[Stored dataset items]

--- START ---

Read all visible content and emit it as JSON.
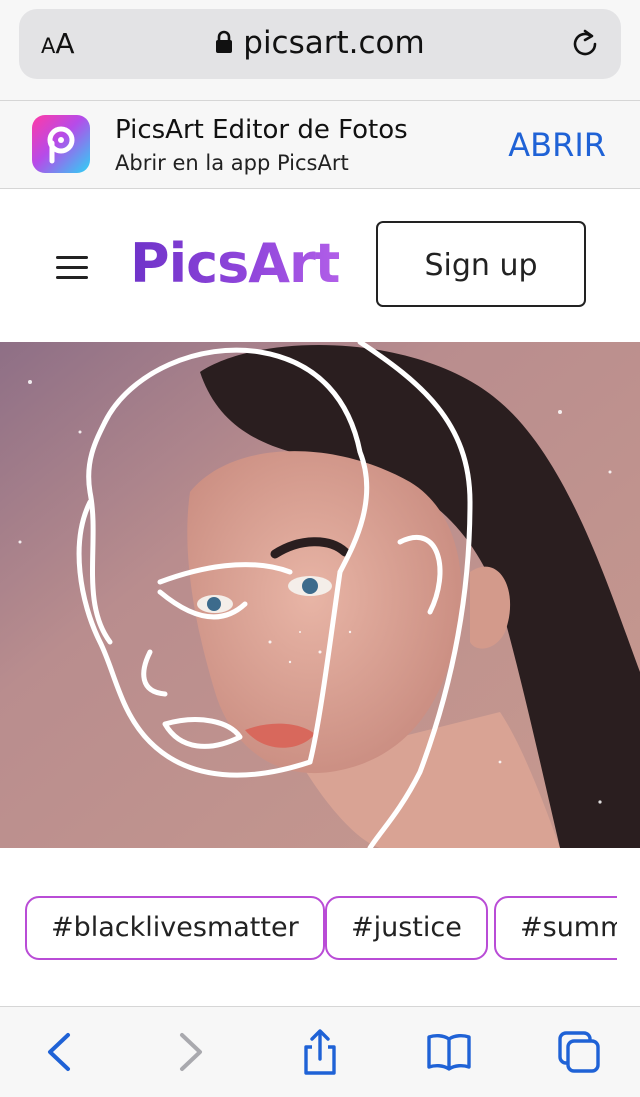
{
  "browser": {
    "text_size_label": "AA",
    "url": "picsart.com"
  },
  "app_banner": {
    "title": "PicsArt Editor de Fotos",
    "subtitle": "Abrir en la app PicsArt",
    "open_label": "ABRIR"
  },
  "header": {
    "logo_text": "PicsArt",
    "signup_label": "Sign up"
  },
  "hashtags": [
    "#blacklivesmatter",
    "#justice",
    "#summ"
  ],
  "colors": {
    "brand_purple": "#7a3ad3",
    "tag_border": "#b94cd6",
    "ios_link_blue": "#1f62d6"
  },
  "toolbar": {
    "icons": [
      "back-icon",
      "forward-icon",
      "share-icon",
      "bookmarks-icon",
      "tabs-icon"
    ]
  }
}
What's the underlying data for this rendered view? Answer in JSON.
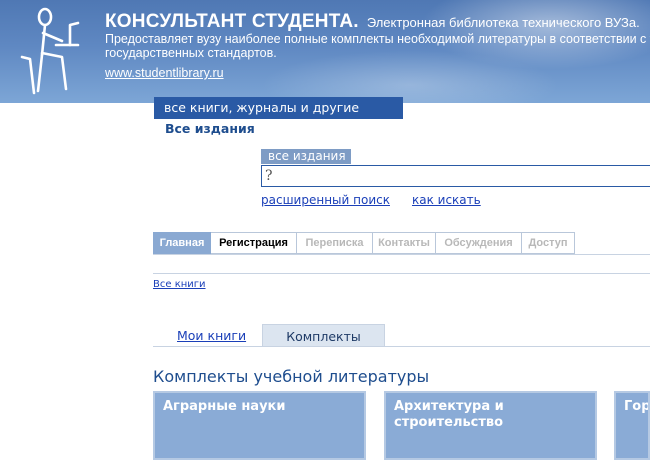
{
  "header": {
    "brand_name": "КОНСУЛЬТАНТ СТУДЕНТА.",
    "brand_subtitle": "Электронная библиотека технического ВУЗа.",
    "description_line1": "Предоставляет вузу наиболее полные комплекты необходимой литературы в соответствии с уч",
    "description_line2": "государственных стандартов.",
    "site_link": "www.studentlibrary.ru"
  },
  "collection_tab": "все книги, журналы и другие издания",
  "section_title": "Все издания",
  "search": {
    "label": "все издания",
    "value": "?",
    "advanced_link": "расширенный поиск",
    "how_link": "как искать"
  },
  "nav_tabs": [
    {
      "label": "Главная",
      "state": "active"
    },
    {
      "label": "Регистрация",
      "state": "normal"
    },
    {
      "label": "Переписка",
      "state": "disabled"
    },
    {
      "label": "Контакты",
      "state": "disabled"
    },
    {
      "label": "Обсуждения",
      "state": "disabled"
    },
    {
      "label": "Доступ",
      "state": "disabled"
    }
  ],
  "breadcrumb": "Все книги",
  "sub_tabs": {
    "my_books": "Мои книги",
    "sets": "Комплекты"
  },
  "kits_title": "Комплекты учебной литературы",
  "categories": [
    {
      "label_line1": "Аграрные науки",
      "label_line2": ""
    },
    {
      "label_line1": "Архитектура и",
      "label_line2": "строительство"
    },
    {
      "label_line1": "Гор",
      "label_line2": ""
    }
  ],
  "colors": {
    "header_blue": "#5f88c2",
    "accent_blue": "#2a5aa5",
    "title_blue": "#1e4d8e",
    "link_blue": "#1a3fb8",
    "card_blue": "#8aabd6"
  }
}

--- END ---

Written problem: Go through the listing above and write it all out exactly, leaving out any picture.

Complete response:
Read all visible content and emit it as JSON.
{
  "browser": {
    "text_size_label": "AA",
    "url": "picsart.com"
  },
  "app_banner": {
    "title": "PicsArt Editor de Fotos",
    "subtitle": "Abrir en la app PicsArt",
    "open_label": "ABRIR"
  },
  "header": {
    "logo_text": "PicsArt",
    "signup_label": "Sign up"
  },
  "hashtags": [
    "#blacklivesmatter",
    "#justice",
    "#summ"
  ],
  "colors": {
    "brand_purple": "#7a3ad3",
    "tag_border": "#b94cd6",
    "ios_link_blue": "#1f62d6"
  },
  "toolbar": {
    "icons": [
      "back-icon",
      "forward-icon",
      "share-icon",
      "bookmarks-icon",
      "tabs-icon"
    ]
  }
}
What's the underlying data for this rendered view? Answer in JSON.
{
  "header": {
    "brand_name": "КОНСУЛЬТАНТ СТУДЕНТА.",
    "brand_subtitle": "Электронная библиотека технического ВУЗа.",
    "description_line1": "Предоставляет вузу наиболее полные комплекты необходимой литературы в соответствии с уч",
    "description_line2": "государственных стандартов.",
    "site_link": "www.studentlibrary.ru"
  },
  "collection_tab": "все книги, журналы и другие издания",
  "section_title": "Все издания",
  "search": {
    "label": "все издания",
    "value": "?",
    "advanced_link": "расширенный поиск",
    "how_link": "как искать"
  },
  "nav_tabs": [
    {
      "label": "Главная",
      "state": "active"
    },
    {
      "label": "Регистрация",
      "state": "normal"
    },
    {
      "label": "Переписка",
      "state": "disabled"
    },
    {
      "label": "Контакты",
      "state": "disabled"
    },
    {
      "label": "Обсуждения",
      "state": "disabled"
    },
    {
      "label": "Доступ",
      "state": "disabled"
    }
  ],
  "breadcrumb": "Все книги",
  "sub_tabs": {
    "my_books": "Мои книги",
    "sets": "Комплекты"
  },
  "kits_title": "Комплекты учебной литературы",
  "categories": [
    {
      "label_line1": "Аграрные науки",
      "label_line2": ""
    },
    {
      "label_line1": "Архитектура и",
      "label_line2": "строительство"
    },
    {
      "label_line1": "Гор",
      "label_line2": ""
    }
  ],
  "colors": {
    "header_blue": "#5f88c2",
    "accent_blue": "#2a5aa5",
    "title_blue": "#1e4d8e",
    "link_blue": "#1a3fb8",
    "card_blue": "#8aabd6"
  }
}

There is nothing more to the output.